请从下方记录中提取含有字符串“content”的每一行，并完整照录。

### 所给记录
_ _ _ _
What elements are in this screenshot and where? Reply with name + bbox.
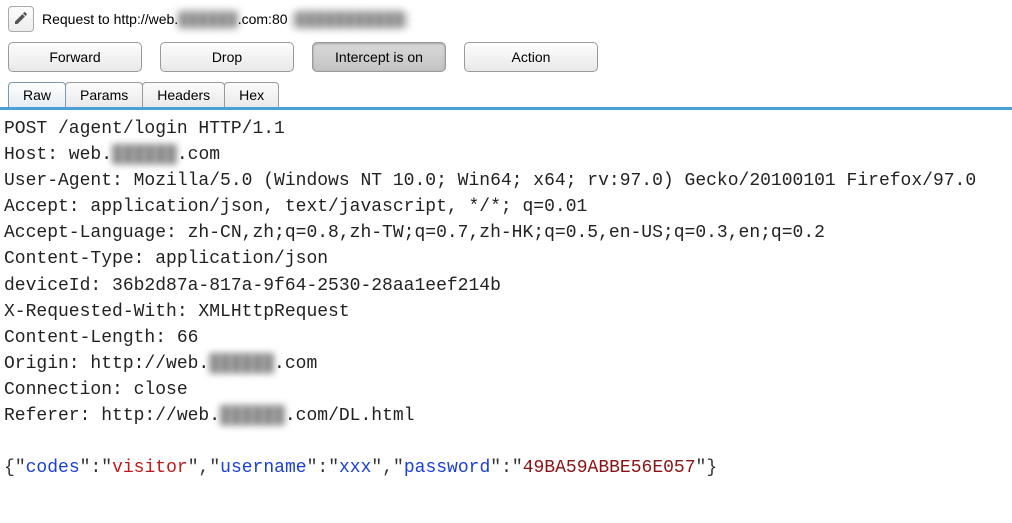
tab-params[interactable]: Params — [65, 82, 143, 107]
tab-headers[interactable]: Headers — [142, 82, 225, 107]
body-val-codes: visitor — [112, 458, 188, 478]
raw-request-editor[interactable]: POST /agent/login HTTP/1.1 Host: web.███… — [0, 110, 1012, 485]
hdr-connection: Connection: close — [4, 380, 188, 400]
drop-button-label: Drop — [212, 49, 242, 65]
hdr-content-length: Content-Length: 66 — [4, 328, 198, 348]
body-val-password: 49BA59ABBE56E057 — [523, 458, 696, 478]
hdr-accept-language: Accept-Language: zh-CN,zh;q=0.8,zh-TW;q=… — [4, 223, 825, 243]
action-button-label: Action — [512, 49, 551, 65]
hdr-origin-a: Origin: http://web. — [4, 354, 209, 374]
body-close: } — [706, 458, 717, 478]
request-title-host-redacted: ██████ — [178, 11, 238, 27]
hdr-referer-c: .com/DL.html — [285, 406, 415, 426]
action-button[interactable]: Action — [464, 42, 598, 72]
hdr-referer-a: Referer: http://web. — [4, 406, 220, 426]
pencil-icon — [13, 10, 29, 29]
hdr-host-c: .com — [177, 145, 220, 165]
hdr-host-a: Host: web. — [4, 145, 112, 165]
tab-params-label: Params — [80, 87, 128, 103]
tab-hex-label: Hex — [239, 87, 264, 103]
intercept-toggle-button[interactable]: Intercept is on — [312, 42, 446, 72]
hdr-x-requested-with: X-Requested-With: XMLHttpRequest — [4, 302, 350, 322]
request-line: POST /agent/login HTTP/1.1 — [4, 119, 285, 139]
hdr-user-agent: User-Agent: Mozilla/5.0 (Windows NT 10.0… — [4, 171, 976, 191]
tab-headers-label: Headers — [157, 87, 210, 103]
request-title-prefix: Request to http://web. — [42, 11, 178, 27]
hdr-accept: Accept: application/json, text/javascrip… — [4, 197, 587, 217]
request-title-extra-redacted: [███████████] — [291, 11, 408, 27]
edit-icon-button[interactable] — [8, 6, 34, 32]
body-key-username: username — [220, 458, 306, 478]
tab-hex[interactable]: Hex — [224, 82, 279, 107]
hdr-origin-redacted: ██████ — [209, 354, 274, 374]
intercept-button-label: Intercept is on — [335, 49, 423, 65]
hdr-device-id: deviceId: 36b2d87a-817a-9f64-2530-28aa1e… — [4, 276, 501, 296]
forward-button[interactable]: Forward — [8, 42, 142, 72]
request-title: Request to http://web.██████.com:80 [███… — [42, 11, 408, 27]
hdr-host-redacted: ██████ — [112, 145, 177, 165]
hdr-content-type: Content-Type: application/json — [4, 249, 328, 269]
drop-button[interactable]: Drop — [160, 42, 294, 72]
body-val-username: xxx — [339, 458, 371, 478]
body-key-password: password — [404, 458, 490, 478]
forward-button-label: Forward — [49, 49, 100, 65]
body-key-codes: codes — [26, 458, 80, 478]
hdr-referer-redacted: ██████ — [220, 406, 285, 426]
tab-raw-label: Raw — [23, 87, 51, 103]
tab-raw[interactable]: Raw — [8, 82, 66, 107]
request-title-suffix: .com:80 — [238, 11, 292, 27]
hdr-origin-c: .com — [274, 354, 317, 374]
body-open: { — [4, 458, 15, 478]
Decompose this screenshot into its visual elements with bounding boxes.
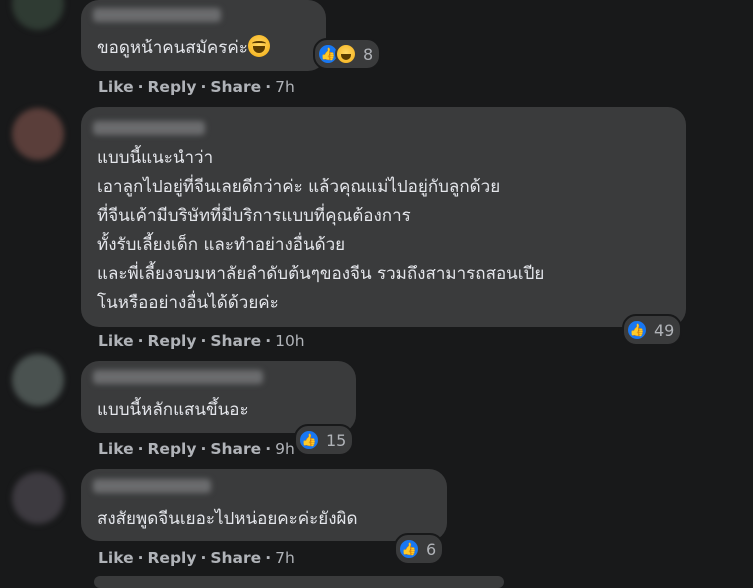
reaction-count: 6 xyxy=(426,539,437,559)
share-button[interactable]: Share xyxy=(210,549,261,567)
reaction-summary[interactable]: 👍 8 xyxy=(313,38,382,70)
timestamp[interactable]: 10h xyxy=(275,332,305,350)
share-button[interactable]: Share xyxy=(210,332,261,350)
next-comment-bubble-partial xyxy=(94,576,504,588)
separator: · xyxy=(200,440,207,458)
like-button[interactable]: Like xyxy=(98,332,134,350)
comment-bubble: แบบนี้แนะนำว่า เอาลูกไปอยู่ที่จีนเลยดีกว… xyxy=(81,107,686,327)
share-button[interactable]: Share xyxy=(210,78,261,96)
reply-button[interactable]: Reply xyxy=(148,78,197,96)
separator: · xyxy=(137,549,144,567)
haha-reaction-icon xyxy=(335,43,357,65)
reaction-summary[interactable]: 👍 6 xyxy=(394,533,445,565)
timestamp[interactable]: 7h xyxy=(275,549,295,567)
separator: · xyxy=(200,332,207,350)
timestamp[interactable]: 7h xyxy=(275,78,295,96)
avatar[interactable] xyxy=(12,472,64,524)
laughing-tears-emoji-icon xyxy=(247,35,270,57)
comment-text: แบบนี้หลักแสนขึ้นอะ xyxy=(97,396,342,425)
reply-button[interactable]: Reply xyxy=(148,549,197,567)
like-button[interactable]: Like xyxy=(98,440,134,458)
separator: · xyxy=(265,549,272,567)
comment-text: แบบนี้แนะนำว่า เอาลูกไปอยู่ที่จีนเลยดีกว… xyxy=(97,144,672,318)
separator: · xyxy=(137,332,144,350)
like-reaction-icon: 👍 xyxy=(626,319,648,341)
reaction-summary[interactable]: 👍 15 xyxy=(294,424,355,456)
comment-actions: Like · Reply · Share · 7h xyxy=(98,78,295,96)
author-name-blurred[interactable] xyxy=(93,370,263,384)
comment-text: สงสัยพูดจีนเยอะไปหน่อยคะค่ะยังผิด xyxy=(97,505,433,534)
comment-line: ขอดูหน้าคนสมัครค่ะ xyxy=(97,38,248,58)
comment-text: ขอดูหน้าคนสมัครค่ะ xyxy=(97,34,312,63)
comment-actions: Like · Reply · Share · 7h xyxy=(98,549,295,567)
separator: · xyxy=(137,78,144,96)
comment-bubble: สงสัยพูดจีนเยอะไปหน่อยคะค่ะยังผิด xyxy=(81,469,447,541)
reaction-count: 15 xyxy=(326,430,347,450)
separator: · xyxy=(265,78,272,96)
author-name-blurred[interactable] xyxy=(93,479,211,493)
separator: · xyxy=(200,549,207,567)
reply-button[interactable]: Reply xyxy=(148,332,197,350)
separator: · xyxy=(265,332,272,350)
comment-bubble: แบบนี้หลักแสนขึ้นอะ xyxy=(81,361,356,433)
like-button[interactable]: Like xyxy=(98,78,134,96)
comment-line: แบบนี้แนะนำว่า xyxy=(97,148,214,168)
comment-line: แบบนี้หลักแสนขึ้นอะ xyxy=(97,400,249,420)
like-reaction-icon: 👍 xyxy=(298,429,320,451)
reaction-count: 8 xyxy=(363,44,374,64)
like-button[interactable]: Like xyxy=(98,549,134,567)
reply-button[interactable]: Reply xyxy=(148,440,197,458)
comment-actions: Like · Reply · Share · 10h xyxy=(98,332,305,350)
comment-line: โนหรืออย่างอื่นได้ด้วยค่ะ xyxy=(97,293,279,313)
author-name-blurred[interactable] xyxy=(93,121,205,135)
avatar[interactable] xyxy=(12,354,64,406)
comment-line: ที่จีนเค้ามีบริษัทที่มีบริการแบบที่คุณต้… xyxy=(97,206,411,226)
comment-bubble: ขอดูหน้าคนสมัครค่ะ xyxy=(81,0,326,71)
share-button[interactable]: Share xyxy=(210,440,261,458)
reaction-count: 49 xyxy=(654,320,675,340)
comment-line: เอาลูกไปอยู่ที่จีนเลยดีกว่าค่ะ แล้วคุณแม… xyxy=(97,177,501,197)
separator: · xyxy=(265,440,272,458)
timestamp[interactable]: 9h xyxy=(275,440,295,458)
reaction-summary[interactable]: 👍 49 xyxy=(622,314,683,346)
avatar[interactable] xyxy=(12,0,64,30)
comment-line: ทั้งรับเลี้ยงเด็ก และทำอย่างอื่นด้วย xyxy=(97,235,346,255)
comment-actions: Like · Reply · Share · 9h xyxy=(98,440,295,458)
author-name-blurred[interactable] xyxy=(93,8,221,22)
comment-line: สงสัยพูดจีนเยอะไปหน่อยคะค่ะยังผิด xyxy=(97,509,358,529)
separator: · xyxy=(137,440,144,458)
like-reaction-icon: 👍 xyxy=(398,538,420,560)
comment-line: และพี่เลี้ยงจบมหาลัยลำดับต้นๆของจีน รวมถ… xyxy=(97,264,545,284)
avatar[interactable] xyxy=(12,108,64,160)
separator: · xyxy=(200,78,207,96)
_ _ _ _
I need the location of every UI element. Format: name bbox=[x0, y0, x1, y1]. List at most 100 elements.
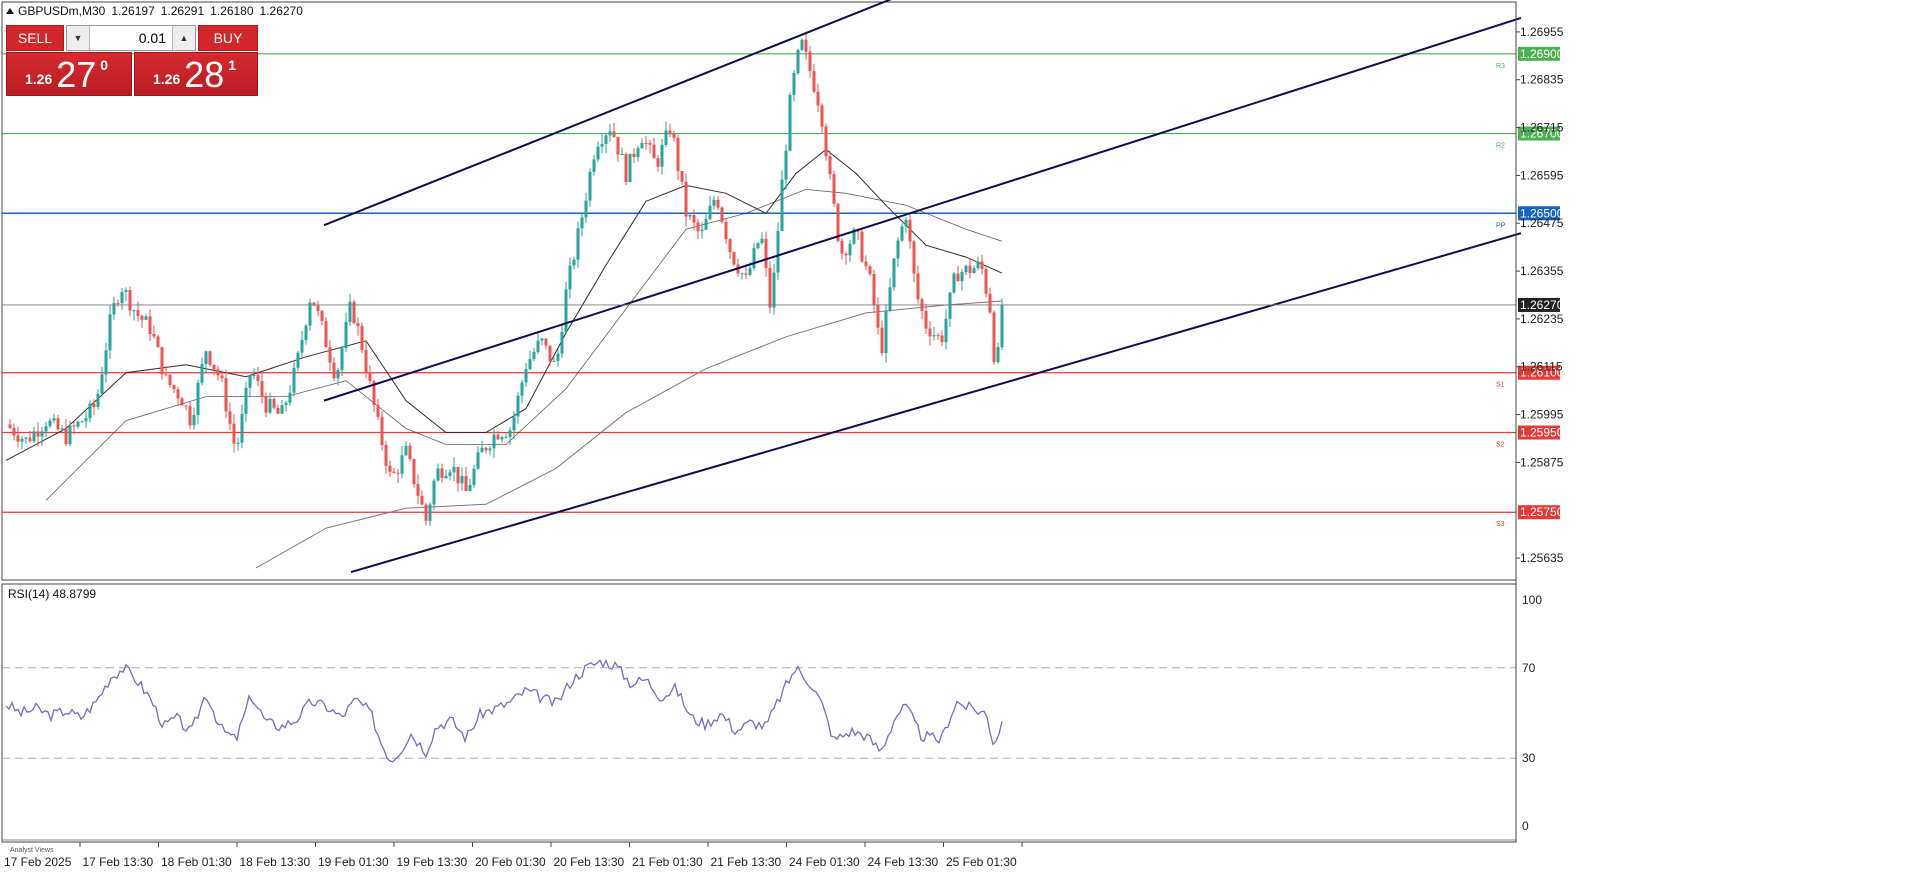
_ _ _ _
### 任务结果
hdr-content-length: Content-Length: 66 — [4, 328, 198, 348]
hdr-content-type: Content-Type: application/json — [4, 249, 328, 269]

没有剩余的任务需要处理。